## Begin
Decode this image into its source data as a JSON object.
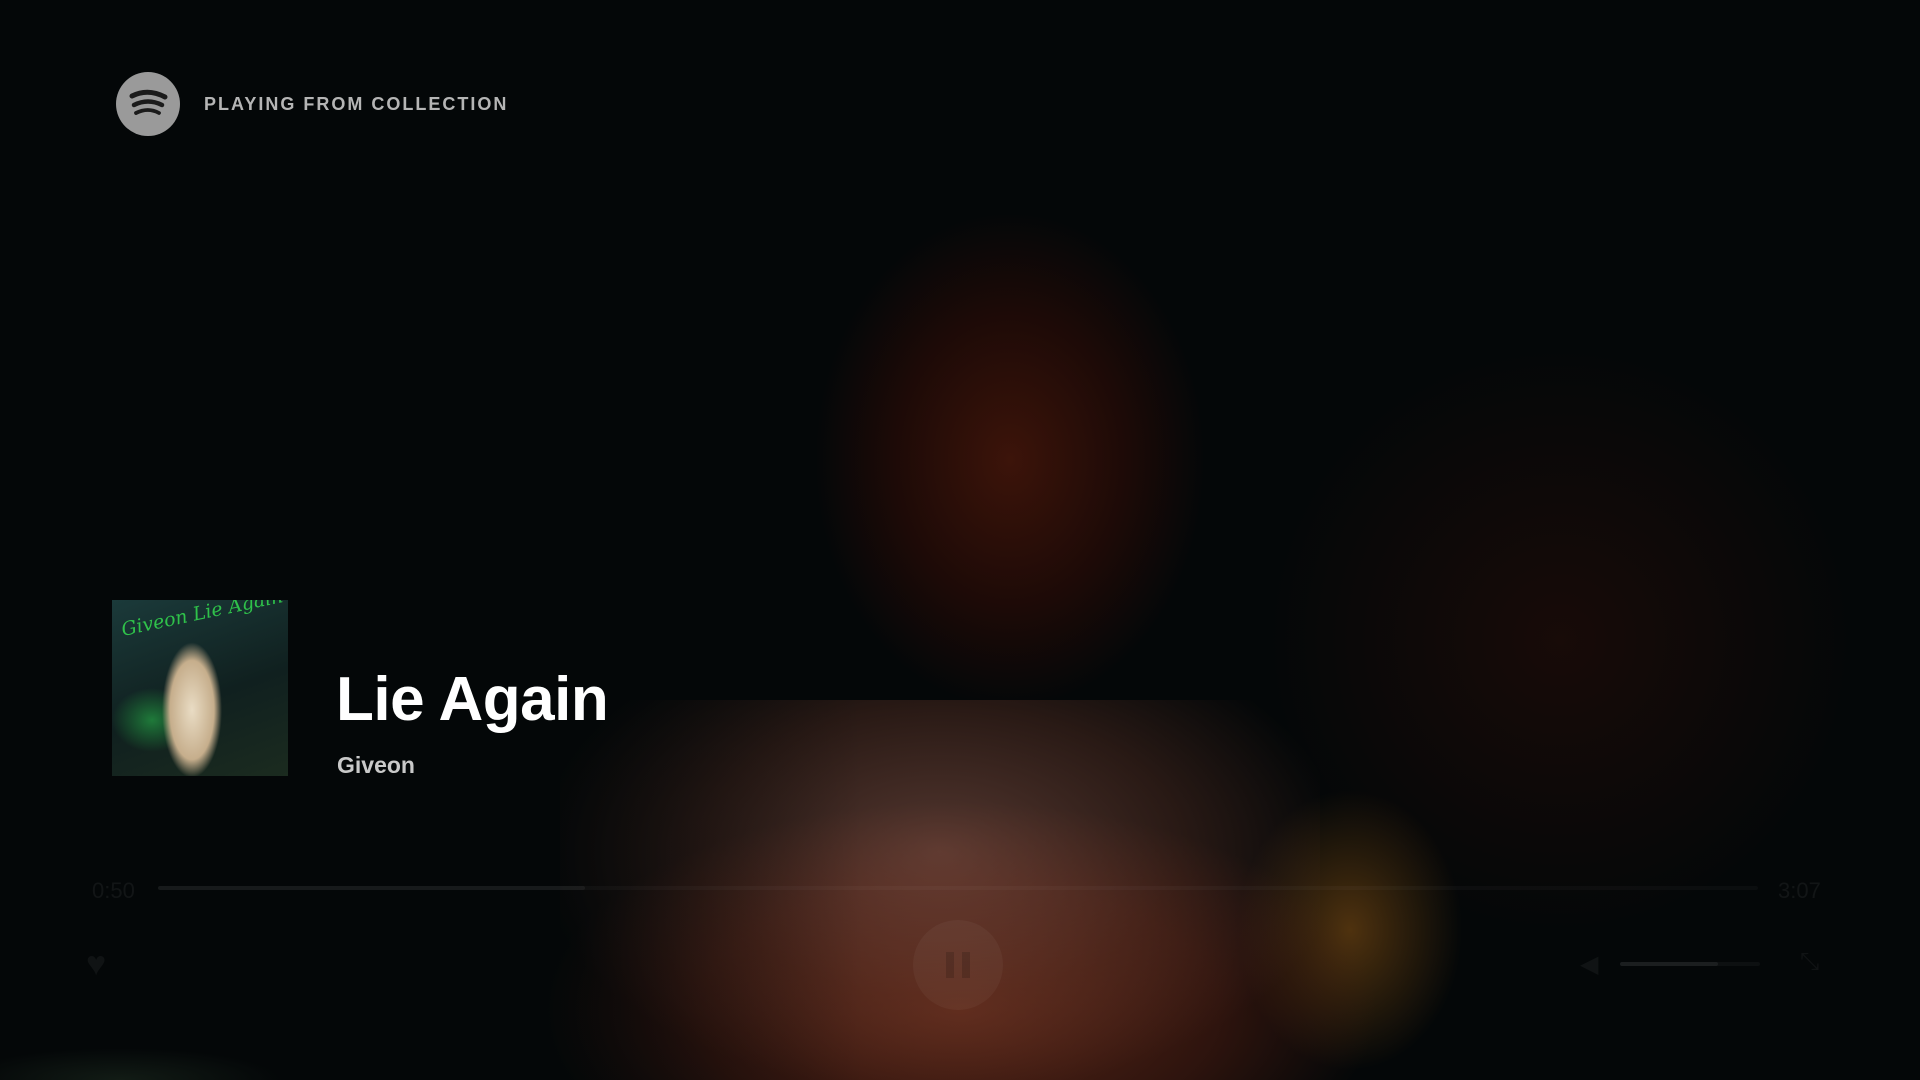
{
  "header": {
    "context_label": "PLAYING FROM COLLECTION",
    "logo_icon": "spotify-logo-icon"
  },
  "now_playing": {
    "cover_icon": "album-cover-image",
    "cover_text": "Giveon Lie Again",
    "title": "Lie Again",
    "artist": "Giveon"
  },
  "player": {
    "elapsed": "0:50",
    "total": "3:07",
    "progress": 0.267,
    "heart_icon": "heart-icon",
    "play_pause_icon": "pause-icon",
    "volume_icon": "volume-icon",
    "volume_level": 0.7,
    "fullscreen_icon": "fullscreen-exit-icon"
  },
  "colors": {
    "background": "#040708",
    "title": "#ffffff",
    "artist": "#c9c9c9",
    "context_label": "#b5b5b5",
    "logo": "#9a9a9a"
  }
}
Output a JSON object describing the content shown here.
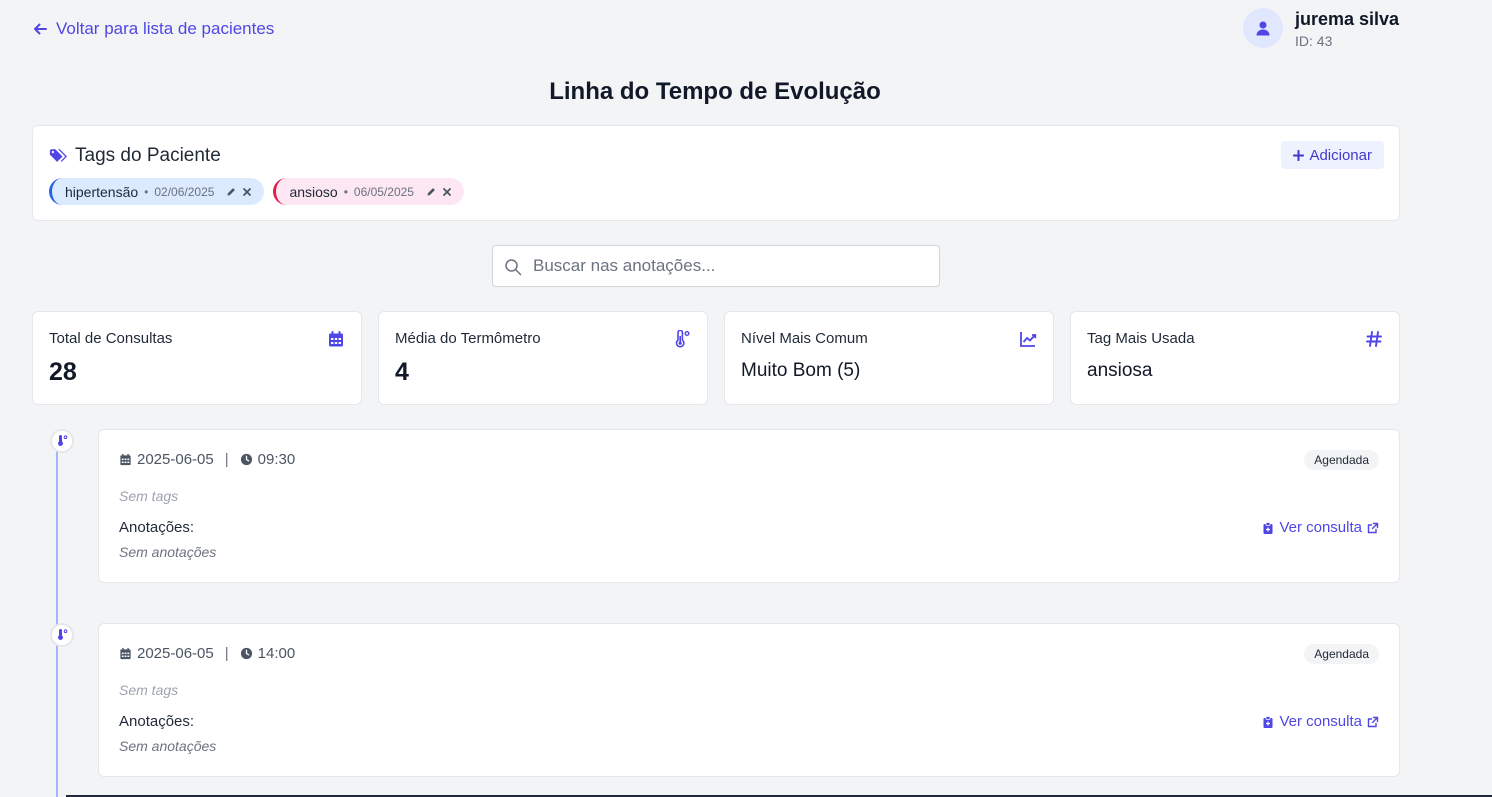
{
  "nav": {
    "back_label": "Voltar para lista de pacientes"
  },
  "user": {
    "name": "jurema silva",
    "id_label": "ID: 43"
  },
  "page": {
    "title": "Linha do Tempo de Evolução"
  },
  "tags_card": {
    "title": "Tags do Paciente",
    "add_label": "Adicionar",
    "tags": [
      {
        "name": "hipertensão",
        "date": "02/06/2025",
        "color": "#2563eb"
      },
      {
        "name": "ansioso",
        "date": "06/05/2025",
        "color": "#e11d48"
      }
    ]
  },
  "search": {
    "placeholder": "Buscar nas anotações..."
  },
  "stats": [
    {
      "label": "Total de Consultas",
      "value": "28",
      "icon": "calendar-icon"
    },
    {
      "label": "Média do Termômetro",
      "value": "4",
      "icon": "thermometer-icon"
    },
    {
      "label": "Nível Mais Comum",
      "value": "Muito Bom (5)",
      "icon": "chart-line-icon"
    },
    {
      "label": "Tag Mais Usada",
      "value": "ansiosa",
      "icon": "hashtag-icon"
    }
  ],
  "timeline": [
    {
      "date": "2025-06-05",
      "time": "09:30",
      "status": "Agendada",
      "tags_text": "Sem tags",
      "notes_label": "Anotações:",
      "notes": "Sem anotações",
      "link_label": "Ver consulta"
    },
    {
      "date": "2025-06-05",
      "time": "14:00",
      "status": "Agendada",
      "tags_text": "Sem tags",
      "notes_label": "Anotações:",
      "notes": "Sem anotações",
      "link_label": "Ver consulta"
    }
  ],
  "colors": {
    "accent": "#4f46e5",
    "timeline_line": "#a5b4fc",
    "background": "#f3f4f6"
  }
}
## End
WHAT THE EXERCISE ASKS
Each entry gets copied exactly; the pictures stay out.

SOLVED PROBLEM
Decode this image into its source data as a JSON object.
{
  "header": {
    "context_label": "PLAYING FROM COLLECTION",
    "logo_icon": "spotify-logo-icon"
  },
  "now_playing": {
    "cover_icon": "album-cover-image",
    "cover_text": "Giveon Lie Again",
    "title": "Lie Again",
    "artist": "Giveon"
  },
  "player": {
    "elapsed": "0:50",
    "total": "3:07",
    "progress": 0.267,
    "heart_icon": "heart-icon",
    "play_pause_icon": "pause-icon",
    "volume_icon": "volume-icon",
    "volume_level": 0.7,
    "fullscreen_icon": "fullscreen-exit-icon"
  },
  "colors": {
    "background": "#040708",
    "title": "#ffffff",
    "artist": "#c9c9c9",
    "context_label": "#b5b5b5",
    "logo": "#9a9a9a"
  }
}
Output a JSON object describing the content shown here.
{
  "nav": {
    "back_label": "Voltar para lista de pacientes"
  },
  "user": {
    "name": "jurema silva",
    "id_label": "ID: 43"
  },
  "page": {
    "title": "Linha do Tempo de Evolução"
  },
  "tags_card": {
    "title": "Tags do Paciente",
    "add_label": "Adicionar",
    "tags": [
      {
        "name": "hipertensão",
        "date": "02/06/2025",
        "color": "#2563eb"
      },
      {
        "name": "ansioso",
        "date": "06/05/2025",
        "color": "#e11d48"
      }
    ]
  },
  "search": {
    "placeholder": "Buscar nas anotações..."
  },
  "stats": [
    {
      "label": "Total de Consultas",
      "value": "28",
      "icon": "calendar-icon"
    },
    {
      "label": "Média do Termômetro",
      "value": "4",
      "icon": "thermometer-icon"
    },
    {
      "label": "Nível Mais Comum",
      "value": "Muito Bom (5)",
      "icon": "chart-line-icon"
    },
    {
      "label": "Tag Mais Usada",
      "value": "ansiosa",
      "icon": "hashtag-icon"
    }
  ],
  "timeline": [
    {
      "date": "2025-06-05",
      "time": "09:30",
      "status": "Agendada",
      "tags_text": "Sem tags",
      "notes_label": "Anotações:",
      "notes": "Sem anotações",
      "link_label": "Ver consulta"
    },
    {
      "date": "2025-06-05",
      "time": "14:00",
      "status": "Agendada",
      "tags_text": "Sem tags",
      "notes_label": "Anotações:",
      "notes": "Sem anotações",
      "link_label": "Ver consulta"
    }
  ],
  "colors": {
    "accent": "#4f46e5",
    "timeline_line": "#a5b4fc",
    "background": "#f3f4f6"
  }
}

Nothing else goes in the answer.